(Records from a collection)
•••••
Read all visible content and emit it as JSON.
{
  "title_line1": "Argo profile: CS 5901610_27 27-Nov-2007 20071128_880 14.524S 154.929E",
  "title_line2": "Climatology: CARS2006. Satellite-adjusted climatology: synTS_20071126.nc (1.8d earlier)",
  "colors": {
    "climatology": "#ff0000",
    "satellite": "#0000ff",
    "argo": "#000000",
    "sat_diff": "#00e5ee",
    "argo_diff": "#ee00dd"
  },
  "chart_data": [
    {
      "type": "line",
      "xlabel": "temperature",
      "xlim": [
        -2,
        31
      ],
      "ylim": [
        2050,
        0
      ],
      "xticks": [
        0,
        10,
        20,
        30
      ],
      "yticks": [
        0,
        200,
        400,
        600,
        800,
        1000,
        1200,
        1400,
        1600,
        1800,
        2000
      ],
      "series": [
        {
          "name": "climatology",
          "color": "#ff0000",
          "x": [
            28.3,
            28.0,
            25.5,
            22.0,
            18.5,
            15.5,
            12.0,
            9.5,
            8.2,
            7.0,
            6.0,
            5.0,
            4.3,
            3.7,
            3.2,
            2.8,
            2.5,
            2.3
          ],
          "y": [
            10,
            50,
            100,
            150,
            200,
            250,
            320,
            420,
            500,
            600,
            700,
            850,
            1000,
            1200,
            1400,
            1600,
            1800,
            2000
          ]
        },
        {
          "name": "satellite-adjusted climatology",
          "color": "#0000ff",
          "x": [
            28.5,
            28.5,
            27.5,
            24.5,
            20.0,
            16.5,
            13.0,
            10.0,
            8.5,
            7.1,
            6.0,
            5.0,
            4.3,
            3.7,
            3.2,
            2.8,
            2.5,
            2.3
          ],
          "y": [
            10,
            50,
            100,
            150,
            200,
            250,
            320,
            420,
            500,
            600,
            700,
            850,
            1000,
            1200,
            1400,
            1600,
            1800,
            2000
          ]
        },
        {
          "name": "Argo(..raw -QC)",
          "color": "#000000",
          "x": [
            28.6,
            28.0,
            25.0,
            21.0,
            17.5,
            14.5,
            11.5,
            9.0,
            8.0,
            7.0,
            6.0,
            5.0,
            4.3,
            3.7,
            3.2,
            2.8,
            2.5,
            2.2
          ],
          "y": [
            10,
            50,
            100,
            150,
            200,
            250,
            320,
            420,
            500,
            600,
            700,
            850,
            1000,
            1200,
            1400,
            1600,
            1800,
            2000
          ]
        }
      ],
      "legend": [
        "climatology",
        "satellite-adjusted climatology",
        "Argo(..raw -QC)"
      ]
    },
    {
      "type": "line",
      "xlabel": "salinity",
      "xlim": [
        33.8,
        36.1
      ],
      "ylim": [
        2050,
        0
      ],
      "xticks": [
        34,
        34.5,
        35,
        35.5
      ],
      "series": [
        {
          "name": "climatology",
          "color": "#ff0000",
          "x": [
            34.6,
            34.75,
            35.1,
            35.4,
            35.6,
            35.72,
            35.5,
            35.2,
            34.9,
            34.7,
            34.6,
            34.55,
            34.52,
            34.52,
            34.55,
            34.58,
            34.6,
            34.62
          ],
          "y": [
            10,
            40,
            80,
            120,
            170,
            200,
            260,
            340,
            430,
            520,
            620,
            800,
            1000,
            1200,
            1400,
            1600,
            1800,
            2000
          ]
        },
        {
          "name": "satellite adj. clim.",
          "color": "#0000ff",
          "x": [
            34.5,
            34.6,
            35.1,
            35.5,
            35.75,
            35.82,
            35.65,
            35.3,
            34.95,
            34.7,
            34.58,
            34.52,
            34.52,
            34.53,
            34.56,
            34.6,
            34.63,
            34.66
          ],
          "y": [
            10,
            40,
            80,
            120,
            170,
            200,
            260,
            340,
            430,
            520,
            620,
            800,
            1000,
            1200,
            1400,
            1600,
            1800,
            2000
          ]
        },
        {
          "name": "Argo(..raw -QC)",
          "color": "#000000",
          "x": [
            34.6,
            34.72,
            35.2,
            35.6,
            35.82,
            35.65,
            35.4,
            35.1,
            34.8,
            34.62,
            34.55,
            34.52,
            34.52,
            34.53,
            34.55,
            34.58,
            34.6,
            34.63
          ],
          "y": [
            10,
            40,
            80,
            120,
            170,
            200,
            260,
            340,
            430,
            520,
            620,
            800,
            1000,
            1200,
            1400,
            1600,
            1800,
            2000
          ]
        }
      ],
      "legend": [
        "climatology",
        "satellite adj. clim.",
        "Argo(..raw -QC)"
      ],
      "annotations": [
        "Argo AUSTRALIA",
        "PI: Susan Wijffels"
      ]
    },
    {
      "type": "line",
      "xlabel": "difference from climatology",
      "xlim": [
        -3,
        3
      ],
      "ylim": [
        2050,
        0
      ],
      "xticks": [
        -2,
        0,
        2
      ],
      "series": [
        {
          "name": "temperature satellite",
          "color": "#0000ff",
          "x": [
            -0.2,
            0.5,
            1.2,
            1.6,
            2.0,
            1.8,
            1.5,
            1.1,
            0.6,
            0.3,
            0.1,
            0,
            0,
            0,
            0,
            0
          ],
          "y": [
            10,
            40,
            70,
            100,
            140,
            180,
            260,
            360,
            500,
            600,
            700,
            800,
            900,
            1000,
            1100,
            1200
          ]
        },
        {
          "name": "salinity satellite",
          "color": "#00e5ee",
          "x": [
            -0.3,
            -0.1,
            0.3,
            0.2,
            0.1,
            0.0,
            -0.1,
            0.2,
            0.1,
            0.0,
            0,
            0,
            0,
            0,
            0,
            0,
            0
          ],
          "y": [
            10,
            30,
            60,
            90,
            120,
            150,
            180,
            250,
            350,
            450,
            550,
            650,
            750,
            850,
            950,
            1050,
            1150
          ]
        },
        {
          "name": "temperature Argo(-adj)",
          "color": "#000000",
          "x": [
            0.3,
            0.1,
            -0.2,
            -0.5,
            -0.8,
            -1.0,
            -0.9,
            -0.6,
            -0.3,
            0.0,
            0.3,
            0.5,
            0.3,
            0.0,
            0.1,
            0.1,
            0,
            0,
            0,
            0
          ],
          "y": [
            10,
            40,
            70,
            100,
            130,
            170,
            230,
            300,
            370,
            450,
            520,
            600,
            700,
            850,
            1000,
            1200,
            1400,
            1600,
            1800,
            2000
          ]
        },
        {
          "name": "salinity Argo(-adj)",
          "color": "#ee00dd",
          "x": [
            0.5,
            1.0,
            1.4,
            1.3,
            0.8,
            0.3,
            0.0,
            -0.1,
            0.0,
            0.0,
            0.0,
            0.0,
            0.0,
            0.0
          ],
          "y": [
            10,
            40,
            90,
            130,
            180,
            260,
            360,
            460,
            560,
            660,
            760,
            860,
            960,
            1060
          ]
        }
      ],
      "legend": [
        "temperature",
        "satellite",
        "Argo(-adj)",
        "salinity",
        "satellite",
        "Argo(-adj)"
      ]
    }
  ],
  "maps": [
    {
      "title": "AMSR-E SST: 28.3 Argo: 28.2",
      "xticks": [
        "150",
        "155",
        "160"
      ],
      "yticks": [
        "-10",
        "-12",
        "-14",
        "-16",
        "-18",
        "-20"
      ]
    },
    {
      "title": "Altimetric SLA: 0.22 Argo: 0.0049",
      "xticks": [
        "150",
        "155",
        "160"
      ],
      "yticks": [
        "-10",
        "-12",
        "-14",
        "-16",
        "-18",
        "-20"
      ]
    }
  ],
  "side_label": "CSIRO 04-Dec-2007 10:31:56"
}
•••••
**Objective**
Extract the listing in its entirety, matching it exactly.

**Result**
Read all visible content and emit it as JSON.
{
  "title_line1": "Argo profile: CS 5901610_27 27-Nov-2007 20071128_880 14.524S 154.929E",
  "title_line2": "Climatology: CARS2006. Satellite-adjusted climatology: synTS_20071126.nc (1.8d earlier)",
  "colors": {
    "climatology": "#ff0000",
    "satellite": "#0000ff",
    "argo": "#000000",
    "sat_diff": "#00e5ee",
    "argo_diff": "#ee00dd"
  },
  "chart_data": [
    {
      "type": "line",
      "xlabel": "temperature",
      "xlim": [
        -2,
        31
      ],
      "ylim": [
        2050,
        0
      ],
      "xticks": [
        0,
        10,
        20,
        30
      ],
      "yticks": [
        0,
        200,
        400,
        600,
        800,
        1000,
        1200,
        1400,
        1600,
        1800,
        2000
      ],
      "series": [
        {
          "name": "climatology",
          "color": "#ff0000",
          "x": [
            28.3,
            28.0,
            25.5,
            22.0,
            18.5,
            15.5,
            12.0,
            9.5,
            8.2,
            7.0,
            6.0,
            5.0,
            4.3,
            3.7,
            3.2,
            2.8,
            2.5,
            2.3
          ],
          "y": [
            10,
            50,
            100,
            150,
            200,
            250,
            320,
            420,
            500,
            600,
            700,
            850,
            1000,
            1200,
            1400,
            1600,
            1800,
            2000
          ]
        },
        {
          "name": "satellite-adjusted climatology",
          "color": "#0000ff",
          "x": [
            28.5,
            28.5,
            27.5,
            24.5,
            20.0,
            16.5,
            13.0,
            10.0,
            8.5,
            7.1,
            6.0,
            5.0,
            4.3,
            3.7,
            3.2,
            2.8,
            2.5,
            2.3
          ],
          "y": [
            10,
            50,
            100,
            150,
            200,
            250,
            320,
            420,
            500,
            600,
            700,
            850,
            1000,
            1200,
            1400,
            1600,
            1800,
            2000
          ]
        },
        {
          "name": "Argo(..raw -QC)",
          "color": "#000000",
          "x": [
            28.6,
            28.0,
            25.0,
            21.0,
            17.5,
            14.5,
            11.5,
            9.0,
            8.0,
            7.0,
            6.0,
            5.0,
            4.3,
            3.7,
            3.2,
            2.8,
            2.5,
            2.2
          ],
          "y": [
            10,
            50,
            100,
            150,
            200,
            250,
            320,
            420,
            500,
            600,
            700,
            850,
            1000,
            1200,
            1400,
            1600,
            1800,
            2000
          ]
        }
      ],
      "legend": [
        "climatology",
        "satellite-adjusted climatology",
        "Argo(..raw -QC)"
      ]
    },
    {
      "type": "line",
      "xlabel": "salinity",
      "xlim": [
        33.8,
        36.1
      ],
      "ylim": [
        2050,
        0
      ],
      "xticks": [
        34,
        34.5,
        35,
        35.5
      ],
      "series": [
        {
          "name": "climatology",
          "color": "#ff0000",
          "x": [
            34.6,
            34.75,
            35.1,
            35.4,
            35.6,
            35.72,
            35.5,
            35.2,
            34.9,
            34.7,
            34.6,
            34.55,
            34.52,
            34.52,
            34.55,
            34.58,
            34.6,
            34.62
          ],
          "y": [
            10,
            40,
            80,
            120,
            170,
            200,
            260,
            340,
            430,
            520,
            620,
            800,
            1000,
            1200,
            1400,
            1600,
            1800,
            2000
          ]
        },
        {
          "name": "satellite adj. clim.",
          "color": "#0000ff",
          "x": [
            34.5,
            34.6,
            35.1,
            35.5,
            35.75,
            35.82,
            35.65,
            35.3,
            34.95,
            34.7,
            34.58,
            34.52,
            34.52,
            34.53,
            34.56,
            34.6,
            34.63,
            34.66
          ],
          "y": [
            10,
            40,
            80,
            120,
            170,
            200,
            260,
            340,
            430,
            520,
            620,
            800,
            1000,
            1200,
            1400,
            1600,
            1800,
            2000
          ]
        },
        {
          "name": "Argo(..raw -QC)",
          "color": "#000000",
          "x": [
            34.6,
            34.72,
            35.2,
            35.6,
            35.82,
            35.65,
            35.4,
            35.1,
            34.8,
            34.62,
            34.55,
            34.52,
            34.52,
            34.53,
            34.55,
            34.58,
            34.6,
            34.63
          ],
          "y": [
            10,
            40,
            80,
            120,
            170,
            200,
            260,
            340,
            430,
            520,
            620,
            800,
            1000,
            1200,
            1400,
            1600,
            1800,
            2000
          ]
        }
      ],
      "legend": [
        "climatology",
        "satellite adj. clim.",
        "Argo(..raw -QC)"
      ],
      "annotations": [
        "Argo AUSTRALIA",
        "PI: Susan Wijffels"
      ]
    },
    {
      "type": "line",
      "xlabel": "difference from climatology",
      "xlim": [
        -3,
        3
      ],
      "ylim": [
        2050,
        0
      ],
      "xticks": [
        -2,
        0,
        2
      ],
      "series": [
        {
          "name": "temperature satellite",
          "color": "#0000ff",
          "x": [
            -0.2,
            0.5,
            1.2,
            1.6,
            2.0,
            1.8,
            1.5,
            1.1,
            0.6,
            0.3,
            0.1,
            0,
            0,
            0,
            0,
            0
          ],
          "y": [
            10,
            40,
            70,
            100,
            140,
            180,
            260,
            360,
            500,
            600,
            700,
            800,
            900,
            1000,
            1100,
            1200
          ]
        },
        {
          "name": "salinity satellite",
          "color": "#00e5ee",
          "x": [
            -0.3,
            -0.1,
            0.3,
            0.2,
            0.1,
            0.0,
            -0.1,
            0.2,
            0.1,
            0.0,
            0,
            0,
            0,
            0,
            0,
            0,
            0
          ],
          "y": [
            10,
            30,
            60,
            90,
            120,
            150,
            180,
            250,
            350,
            450,
            550,
            650,
            750,
            850,
            950,
            1050,
            1150
          ]
        },
        {
          "name": "temperature Argo(-adj)",
          "color": "#000000",
          "x": [
            0.3,
            0.1,
            -0.2,
            -0.5,
            -0.8,
            -1.0,
            -0.9,
            -0.6,
            -0.3,
            0.0,
            0.3,
            0.5,
            0.3,
            0.0,
            0.1,
            0.1,
            0,
            0,
            0,
            0
          ],
          "y": [
            10,
            40,
            70,
            100,
            130,
            170,
            230,
            300,
            370,
            450,
            520,
            600,
            700,
            850,
            1000,
            1200,
            1400,
            1600,
            1800,
            2000
          ]
        },
        {
          "name": "salinity Argo(-adj)",
          "color": "#ee00dd",
          "x": [
            0.5,
            1.0,
            1.4,
            1.3,
            0.8,
            0.3,
            0.0,
            -0.1,
            0.0,
            0.0,
            0.0,
            0.0,
            0.0,
            0.0
          ],
          "y": [
            10,
            40,
            90,
            130,
            180,
            260,
            360,
            460,
            560,
            660,
            760,
            860,
            960,
            1060
          ]
        }
      ],
      "legend": [
        "temperature",
        "satellite",
        "Argo(-adj)",
        "salinity",
        "satellite",
        "Argo(-adj)"
      ]
    }
  ],
  "maps": [
    {
      "title": "AMSR-E SST: 28.3 Argo: 28.2",
      "xticks": [
        "150",
        "155",
        "160"
      ],
      "yticks": [
        "-10",
        "-12",
        "-14",
        "-16",
        "-18",
        "-20"
      ]
    },
    {
      "title": "Altimetric SLA: 0.22 Argo: 0.0049",
      "xticks": [
        "150",
        "155",
        "160"
      ],
      "yticks": [
        "-10",
        "-12",
        "-14",
        "-16",
        "-18",
        "-20"
      ]
    }
  ],
  "side_label": "CSIRO 04-Dec-2007 10:31:56"
}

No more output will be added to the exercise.